(Dataset items)
● ● ● ● ● ● ●
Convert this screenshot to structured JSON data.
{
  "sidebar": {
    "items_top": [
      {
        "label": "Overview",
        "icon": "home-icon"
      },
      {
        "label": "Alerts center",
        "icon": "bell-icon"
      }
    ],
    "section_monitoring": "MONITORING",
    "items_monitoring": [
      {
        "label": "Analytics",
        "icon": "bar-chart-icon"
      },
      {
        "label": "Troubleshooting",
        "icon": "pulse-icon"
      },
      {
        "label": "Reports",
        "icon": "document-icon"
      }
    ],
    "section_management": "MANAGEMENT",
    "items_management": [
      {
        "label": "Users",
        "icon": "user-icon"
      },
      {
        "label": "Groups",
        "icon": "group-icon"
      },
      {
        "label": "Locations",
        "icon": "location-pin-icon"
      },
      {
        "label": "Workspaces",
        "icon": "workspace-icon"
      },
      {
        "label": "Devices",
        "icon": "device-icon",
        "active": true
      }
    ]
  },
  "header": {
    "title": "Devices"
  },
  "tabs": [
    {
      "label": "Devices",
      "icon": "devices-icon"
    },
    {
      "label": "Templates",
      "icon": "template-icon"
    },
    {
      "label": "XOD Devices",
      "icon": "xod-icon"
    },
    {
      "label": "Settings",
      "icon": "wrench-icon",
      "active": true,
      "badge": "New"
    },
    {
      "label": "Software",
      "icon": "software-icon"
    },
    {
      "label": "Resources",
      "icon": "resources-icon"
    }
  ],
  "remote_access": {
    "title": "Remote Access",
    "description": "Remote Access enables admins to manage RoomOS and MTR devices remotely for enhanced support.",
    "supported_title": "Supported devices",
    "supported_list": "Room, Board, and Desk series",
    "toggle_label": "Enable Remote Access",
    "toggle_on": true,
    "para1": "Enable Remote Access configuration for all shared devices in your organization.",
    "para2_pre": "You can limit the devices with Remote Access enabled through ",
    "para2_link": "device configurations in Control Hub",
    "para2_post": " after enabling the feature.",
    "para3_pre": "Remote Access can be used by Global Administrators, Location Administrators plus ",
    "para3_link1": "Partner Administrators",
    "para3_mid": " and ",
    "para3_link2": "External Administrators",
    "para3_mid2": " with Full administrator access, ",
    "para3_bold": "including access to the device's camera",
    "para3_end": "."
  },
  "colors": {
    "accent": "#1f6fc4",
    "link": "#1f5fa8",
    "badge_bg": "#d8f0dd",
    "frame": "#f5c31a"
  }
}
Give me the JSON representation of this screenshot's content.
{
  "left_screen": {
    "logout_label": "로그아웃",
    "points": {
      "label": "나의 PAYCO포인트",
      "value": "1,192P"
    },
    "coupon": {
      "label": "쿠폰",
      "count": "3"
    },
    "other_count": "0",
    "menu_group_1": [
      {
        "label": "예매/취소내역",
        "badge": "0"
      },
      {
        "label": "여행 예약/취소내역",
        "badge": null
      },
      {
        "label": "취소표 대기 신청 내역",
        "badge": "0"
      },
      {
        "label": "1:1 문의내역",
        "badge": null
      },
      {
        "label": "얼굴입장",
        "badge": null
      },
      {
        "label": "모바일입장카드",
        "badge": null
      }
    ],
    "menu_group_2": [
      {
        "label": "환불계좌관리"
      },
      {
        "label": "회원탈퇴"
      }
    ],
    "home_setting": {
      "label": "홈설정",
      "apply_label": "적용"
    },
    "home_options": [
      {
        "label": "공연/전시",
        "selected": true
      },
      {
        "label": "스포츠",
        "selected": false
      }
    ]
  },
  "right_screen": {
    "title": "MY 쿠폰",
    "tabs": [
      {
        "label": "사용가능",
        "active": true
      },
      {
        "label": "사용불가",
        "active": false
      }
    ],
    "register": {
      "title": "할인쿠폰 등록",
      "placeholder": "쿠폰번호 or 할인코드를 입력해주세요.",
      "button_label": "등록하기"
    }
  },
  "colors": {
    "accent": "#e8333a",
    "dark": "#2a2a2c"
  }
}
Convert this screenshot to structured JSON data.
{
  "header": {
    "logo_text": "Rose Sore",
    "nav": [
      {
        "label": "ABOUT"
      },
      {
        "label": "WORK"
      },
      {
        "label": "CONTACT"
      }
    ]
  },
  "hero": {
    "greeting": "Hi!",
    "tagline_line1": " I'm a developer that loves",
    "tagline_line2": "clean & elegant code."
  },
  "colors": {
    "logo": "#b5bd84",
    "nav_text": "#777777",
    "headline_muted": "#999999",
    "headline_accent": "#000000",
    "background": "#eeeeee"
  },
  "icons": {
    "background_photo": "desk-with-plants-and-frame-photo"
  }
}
● ● ● ● ● ● ●
THE TASK
Retype only the lines running from the line with "Give me the" to the end of the listing, including both of those lines.

COMPLETE RESPONSE
Give me the JSON representation of this screenshot's content.
{
  "left_screen": {
    "logout_label": "로그아웃",
    "points": {
      "label": "나의 PAYCO포인트",
      "value": "1,192P"
    },
    "coupon": {
      "label": "쿠폰",
      "count": "3"
    },
    "other_count": "0",
    "menu_group_1": [
      {
        "label": "예매/취소내역",
        "badge": "0"
      },
      {
        "label": "여행 예약/취소내역",
        "badge": null
      },
      {
        "label": "취소표 대기 신청 내역",
        "badge": "0"
      },
      {
        "label": "1:1 문의내역",
        "badge": null
      },
      {
        "label": "얼굴입장",
        "badge": null
      },
      {
        "label": "모바일입장카드",
        "badge": null
      }
    ],
    "menu_group_2": [
      {
        "label": "환불계좌관리"
      },
      {
        "label": "회원탈퇴"
      }
    ],
    "home_setting": {
      "label": "홈설정",
      "apply_label": "적용"
    },
    "home_options": [
      {
        "label": "공연/전시",
        "selected": true
      },
      {
        "label": "스포츠",
        "selected": false
      }
    ]
  },
  "right_screen": {
    "title": "MY 쿠폰",
    "tabs": [
      {
        "label": "사용가능",
        "active": true
      },
      {
        "label": "사용불가",
        "active": false
      }
    ],
    "register": {
      "title": "할인쿠폰 등록",
      "placeholder": "쿠폰번호 or 할인코드를 입력해주세요.",
      "button_label": "등록하기"
    }
  },
  "colors": {
    "accent": "#e8333a",
    "dark": "#2a2a2c"
  }
}
Convert this screenshot to structured JSON data.
{
  "header": {
    "logo_text": "Rose Sore",
    "nav": [
      {
        "label": "ABOUT"
      },
      {
        "label": "WORK"
      },
      {
        "label": "CONTACT"
      }
    ]
  },
  "hero": {
    "greeting": "Hi!",
    "tagline_line1": " I'm a developer that loves",
    "tagline_line2": "clean & elegant code."
  },
  "colors": {
    "logo": "#b5bd84",
    "nav_text": "#777777",
    "headline_muted": "#999999",
    "headline_accent": "#000000",
    "background": "#eeeeee"
  },
  "icons": {
    "background_photo": "desk-with-plants-and-frame-photo"
  }
}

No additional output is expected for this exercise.